- Aim
Copy the listing below word for word, but leave out the picture.

+++ Information shown +++

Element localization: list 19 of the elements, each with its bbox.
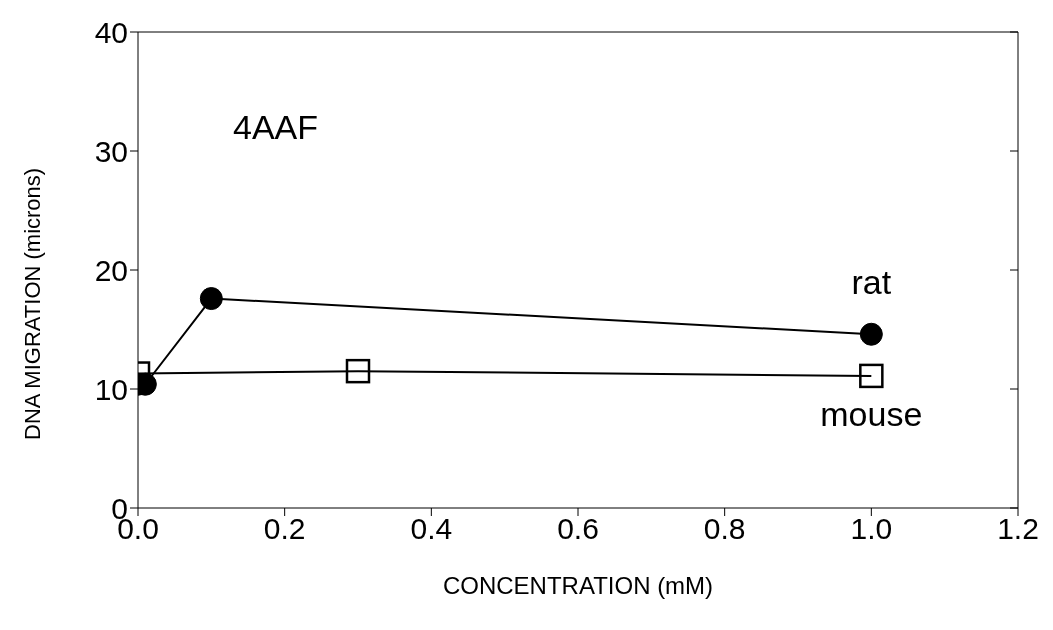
x-tick-label: 1.0 — [850, 512, 893, 546]
point — [859, 322, 883, 346]
y-axis-title: DNA MIGRATION (microns) — [19, 167, 45, 440]
x-tick-label: 0.2 — [263, 512, 306, 546]
x-tick-label: 0.4 — [410, 512, 453, 546]
y-tick-label: 30 — [94, 134, 128, 168]
x-tick-label: 0.8 — [703, 512, 746, 546]
x-tick-label: 1.2 — [997, 512, 1039, 546]
point — [199, 287, 223, 311]
y-tick-label: 20 — [94, 253, 128, 287]
y-tick-label: 40 — [94, 15, 128, 49]
point — [859, 363, 884, 389]
series-label: mouse — [820, 394, 923, 433]
annotation: 4AAF — [233, 108, 319, 147]
x-axis-title: CONCENTRATION (mM) — [442, 572, 714, 599]
y-tick-label: 10 — [94, 372, 128, 406]
x-tick-label: 0.6 — [557, 512, 599, 546]
point — [345, 358, 371, 384]
series-label: rat — [851, 263, 892, 302]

+++

- Right answer
Element localization: list 19 of the elements, each with its bbox.
x-tick-label: 1.0 — [850, 512, 893, 546]
point — [859, 322, 883, 346]
y-axis-title: DNA MIGRATION (microns) — [19, 167, 45, 440]
x-tick-label: 0.2 — [263, 512, 306, 546]
x-tick-label: 0.4 — [410, 512, 453, 546]
y-tick-label: 30 — [94, 134, 128, 168]
x-tick-label: 0.8 — [703, 512, 746, 546]
x-tick-label: 1.2 — [997, 512, 1039, 546]
point — [199, 287, 223, 311]
y-tick-label: 20 — [94, 253, 128, 287]
y-tick-label: 40 — [94, 15, 128, 49]
point — [859, 363, 884, 389]
series-label: mouse — [820, 394, 923, 433]
annotation: 4AAF — [233, 108, 319, 147]
x-axis-title: CONCENTRATION (mM) — [442, 572, 714, 599]
y-tick-label: 10 — [94, 372, 128, 406]
x-tick-label: 0.6 — [557, 512, 599, 546]
point — [345, 358, 371, 384]
series-label: rat — [851, 263, 892, 302]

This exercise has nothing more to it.